→ **Task details**: Using the data beneath, show every line that includes the word "paaritu".

→ **Data in this exercise**:

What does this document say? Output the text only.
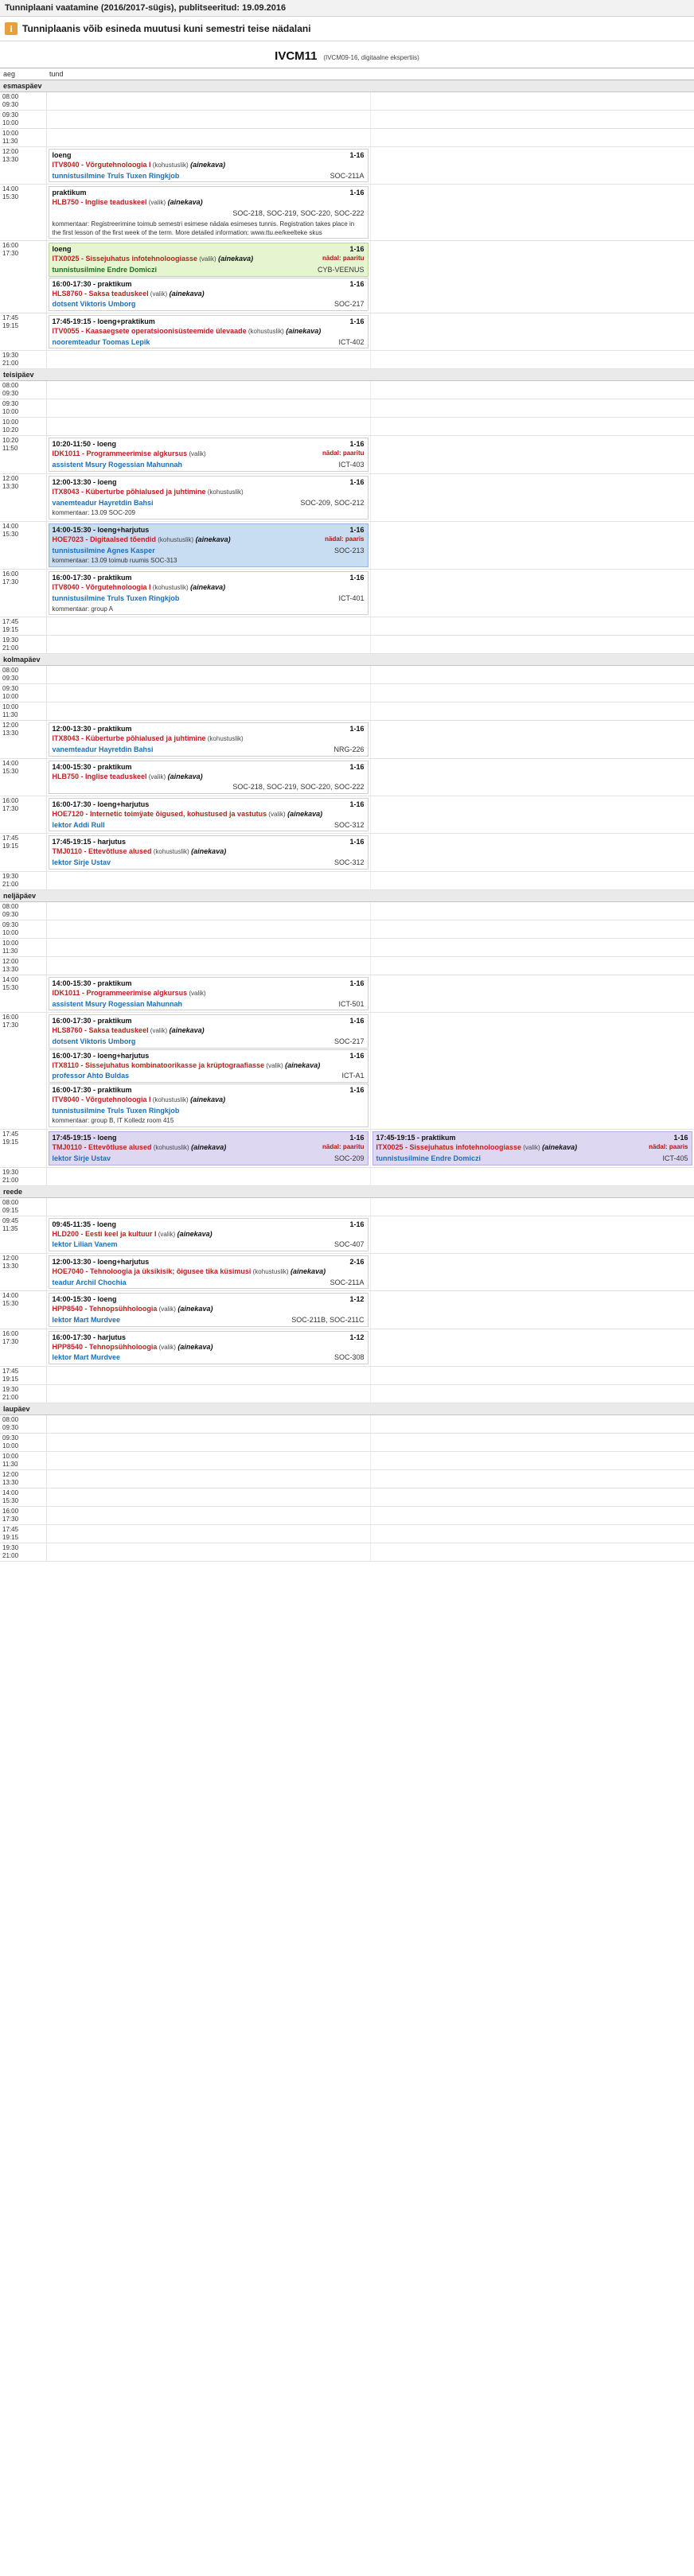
Tunniplaani vaatamine (2016/2017-sügis), publitseeritud: 19.09.2016
i
Tunniplaanis võib esineda muutusi kuni semestri teise nädalani
IVCM11 (IVCM09-16, digitaalne ekspertiis)
aeg	tund	
esmaspäev		
08:00
09:30	

09:30
10:00	

10:00
11:30	

12:00
13:30	
loeng	1-16
ITV8040 - Võrgutehnoloogia I (kohustuslik) (ainekava)
tunnistusilmine Truls Tuxen Ringkjob	SOC-211A

14:00
15:30	
praktikum	1-16
HLB750 - Inglise teaduskeel (valik) (ainekava)
SOC-218, SOC-219, SOC-220, SOC-222
kommentaar: Registreerimine toimub semestri esimese nädala esimeses tunnis. Registration takes place in the first lesson of the first week of the term. More detailed information: www.ttu.ee/keelteke skus

16:00
17:30	
loeng	1-16
ITX0025 - Sissejuhatus infotehnoloogiasse (valik) (ainekava)	nädal: paaritu
tunnistusilmine Endre Domiczi	CYB-VEENUS
16:00-17:30 - praktikum	1-16
HLS8760 - Saksa teaduskeel (valik) (ainekava)
dotsent Viktoris Umborg	SOC-217

17:45
19:15	
17:45-19:15 - loeng+praktikum	1-16
ITV0055 - Kaasaegsete operatsioonisüsteemide ülevaade (kohustuslik) (ainekava)
nooremteadur Toomas Lepik	ICT-402

19:30
21:00	

teisipäev		
08:00
09:30	

09:30
10:00	

10:00
10:20	

10:20
11:50	
10:20-11:50 - loeng	1-16
IDK1011 - Programmeerimise algkursus (valik)	nädal: paaritu
assistent Msury Rogessian Mahunnah	ICT-403

12:00
13:30	
12:00-13:30 - loeng	1-16
ITX8043 - Küberturbe põhialused ja juhtimine (kohustuslik)
vanemteadur Hayretdin Bahsi	SOC-209, SOC-212
kommentaar: 13.09 SOC-209

14:00
15:30	
14:00-15:30 - loeng+harjutus	1-16
HOE7023 - Digitaalsed tõendid (kohustuslik) (ainekava)	nädal: paaris
tunnistusilmine Agnes Kasper	SOC-213
kommentaar: 13.09 toimub ruumis SOC-313

16:00
17:30	
16:00-17:30 - praktikum	1-16
ITV8040 - Võrgutehnoloogia I (kohustuslik) (ainekava)
tunnistusilmine Truls Tuxen Ringkjob	ICT-401
kommentaar: group A

17:45
19:15	

19:30
21:00	

kolmapäev		
08:00
09:30	

09:30
10:00	

10:00
11:30	

12:00
13:30	
12:00-13:30 - praktikum	1-16
ITX8043 - Küberturbe põhialused ja juhtimine (kohustuslik)
vanemteadur Hayretdin Bahsi	NRG-226

14:00
15:30	
14:00-15:30 - praktikum	1-16
HLB750 - Inglise teaduskeel (valik) (ainekava)
SOC-218, SOC-219, SOC-220, SOC-222

16:00
17:30	
16:00-17:30 - loeng+harjutus	1-16
HOE7120 - Internetic toimÿate õigused, kohustused ja vastutus (valik) (ainekava)
lektor Addi Rull	SOC-312

17:45
19:15	
17:45-19:15 - harjutus	1-16
TMJ0110 - Ettevõtluse alused (kohustuslik) (ainekava)
lektor Sirje Ustav	SOC-312

19:30
21:00	

neljäpäev		
08:00
09:30	

09:30
10:00	

10:00
11:30	

12:00
13:30	

14:00
15:30	
14:00-15:30 - praktikum	1-16
IDK1011 - Programmeerimise algkursus (valik)
assistent Msury Rogessian Mahunnah	ICT-501

16:00
17:30	
16:00-17:30 - praktikum	1-16
HLS8760 - Saksa teaduskeel (valik) (ainekava)
dotsent Viktoris Umborg	SOC-217
16:00-17:30 - loeng+harjutus	1-16
ITX8110 - Sissejuhatus kombinatoorikasse ja krüptograafiasse (valik) (ainekava)
professor Ahto Buldas	ICT-A1
16:00-17:30 - praktikum	1-16
ITV8040 - Võrgutehnoloogia I (kohustuslik) (ainekava)
tunnistusilmine Truls Tuxen Ringkjob
kommentaar: group B, IT Kolledz room 415

17:45
19:15	
17:45-19:15 - loeng	1-16
TMJ0110 - Ettevõtluse alused (kohustuslik) (ainekava)	nädal: paaritu
lektor Sirje Ustav	SOC-209

17:45-19:15 - praktikum	1-16
ITX0025 - Sissejuhatus infotehnoloogiasse (valik) (ainekava)	nädal: paaris
tunnistusilmine Endre Domiczi	ICT-405

19:30
21:00	

reede		
08:00
09:15	

09:45
11:35	
09:45-11:35 - loeng	1-16
HLD200 - Eesti keel ja kultuur I (valik) (ainekava)
lektor Lilian Vanem	SOC-407

12:00
13:30	
12:00-13:30 - loeng+harjutus	2-16
HOE7040 - Tehnoloogia ja üksikisik; õigusee tika küsimusi (kohustuslik) (ainekava)
teadur Archil Chochia	SOC-211A

14:00
15:30	
14:00-15:30 - loeng	1-12
HPP8540 - Tehnopsühholoogia (valik) (ainekava)
lektor Mart Murdvee	SOC-211B, SOC-211C

16:00
17:30	
16:00-17:30 - harjutus	1-12
HPP8540 - Tehnopsühholoogia (valik) (ainekava)
lektor Mart Murdvee	SOC-308

17:45
19:15	

19:30
21:00	

laupäev		
08:00
09:30	

09:30
10:00	

10:00
11:30	

12:00
13:30	

14:00
15:30	

16:00
17:30	

17:45
19:15	

19:30
21:00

→ **The result**:
ITX0025 - Sissejuhatus infotehnoloogiasse (valik) (ainekava)	nädal: paaritu
IDK1011 - Programmeerimise algkursus (valik)	nädal: paaritu
TMJ0110 - Ettevõtluse alused (kohustuslik) (ainekava)	nädal: paaritu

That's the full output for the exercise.